## Problem statement
Count how many lines include "freedom" and answer with that number only.
** START **
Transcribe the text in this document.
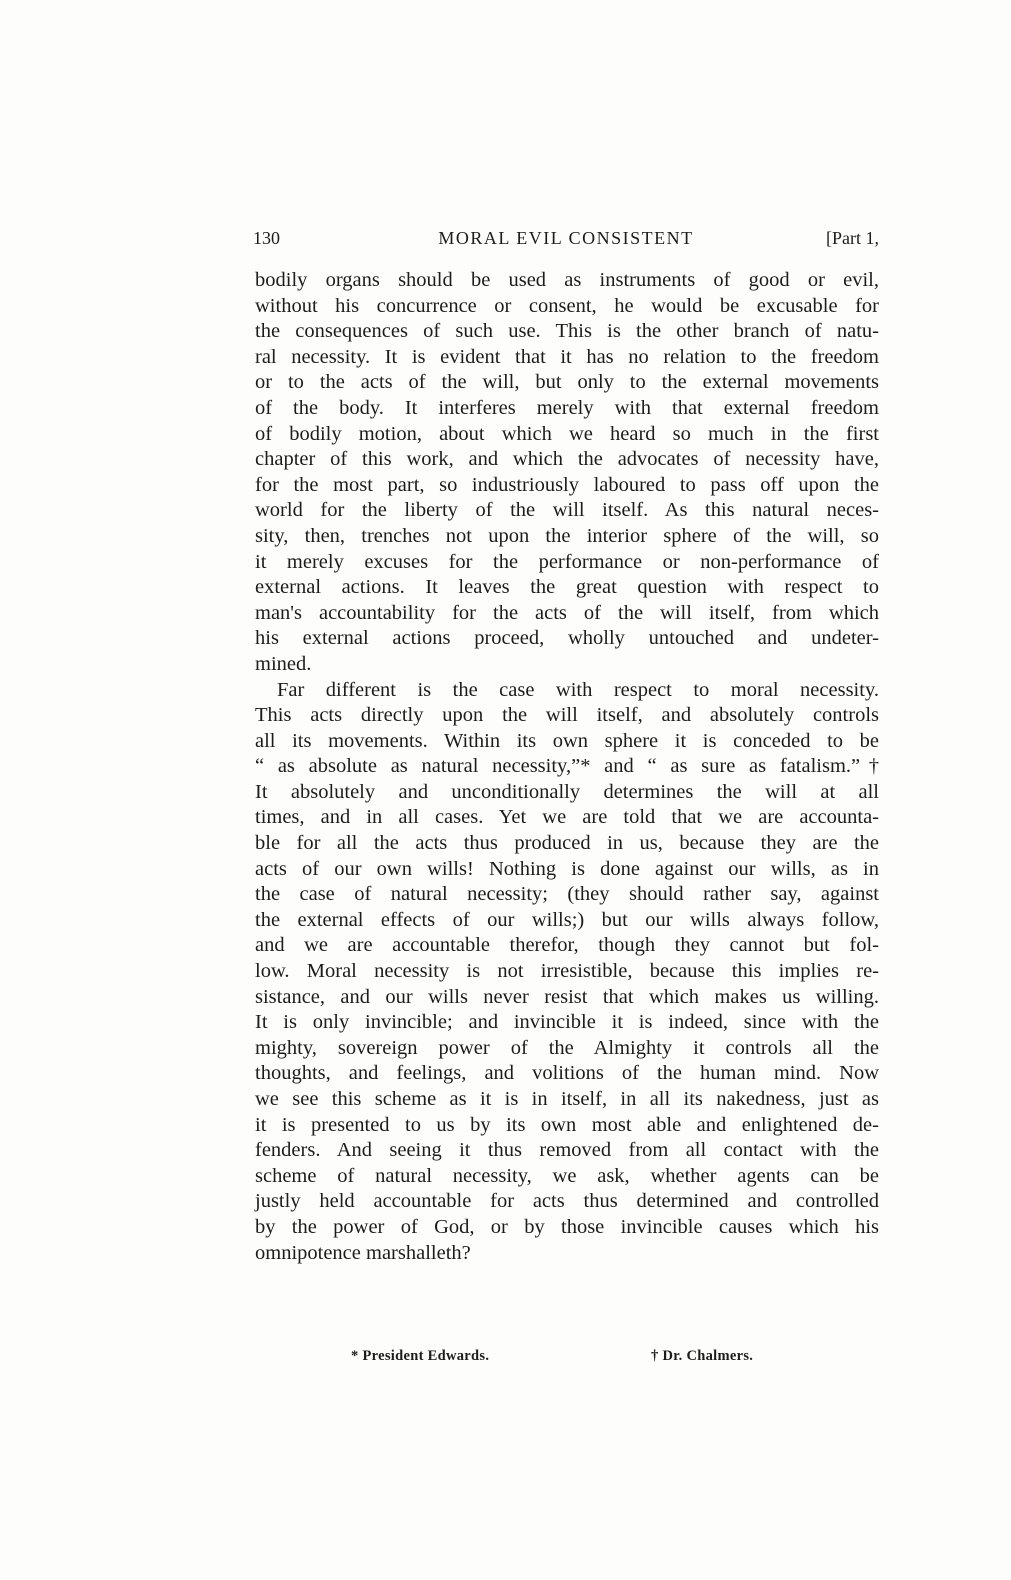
130	MORAL EVIL CONSISTENT	[Part 1,
bodily organs should be used as instruments of good or evil,
without his concurrence or consent, he would be excusable for
the consequences of such use. This is the other branch of natu-
ral necessity. It is evident that it has no relation to the freedom
or to the acts of the will, but only to the external movements
of the body. It interferes merely with that external freedom
of bodily motion, about which we heard so much in the first
chapter of this work, and which the advocates of necessity have,
for the most part, so industriously laboured to pass off upon the
world for the liberty of the will itself. As this natural neces-
sity, then, trenches not upon the interior sphere of the will, so
it merely excuses for the performance or non-performance of
external actions. It leaves the great question with respect to
man's accountability for the acts of the will itself, from which
his external actions proceed, wholly untouched and undeter-
mined.
Far different is the case with respect to moral necessity.
This acts directly upon the will itself, and absolutely controls
all its movements. Within its own sphere it is conceded to be
“ as absolute as natural necessity,”* and “ as sure as fatalism.”†
It absolutely and unconditionally determines the will at all
times, and in all cases. Yet we are told that we are accounta-
ble for all the acts thus produced in us, because they are the
acts of our own wills! Nothing is done against our wills, as in
the case of natural necessity; (they should rather say, against
the external effects of our wills;) but our wills always follow,
and we are accountable therefor, though they cannot but fol-
low. Moral necessity is not irresistible, because this implies re-
sistance, and our wills never resist that which makes us willing.
It is only invincible; and invincible it is indeed, since with the
mighty, sovereign power of the Almighty it controls all the
thoughts, and feelings, and volitions of the human mind. Now
we see this scheme as it is in itself, in all its nakedness, just as
it is presented to us by its own most able and enlightened de-
fenders. And seeing it thus removed from all contact with the
scheme of natural necessity, we ask, whether agents can be
justly held accountable for acts thus determined and controlled
by the power of God, or by those invincible causes which his
omnipotence marshalleth?
* President Edwards.	† Dr. Chalmers.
** END **
## Exercise response
2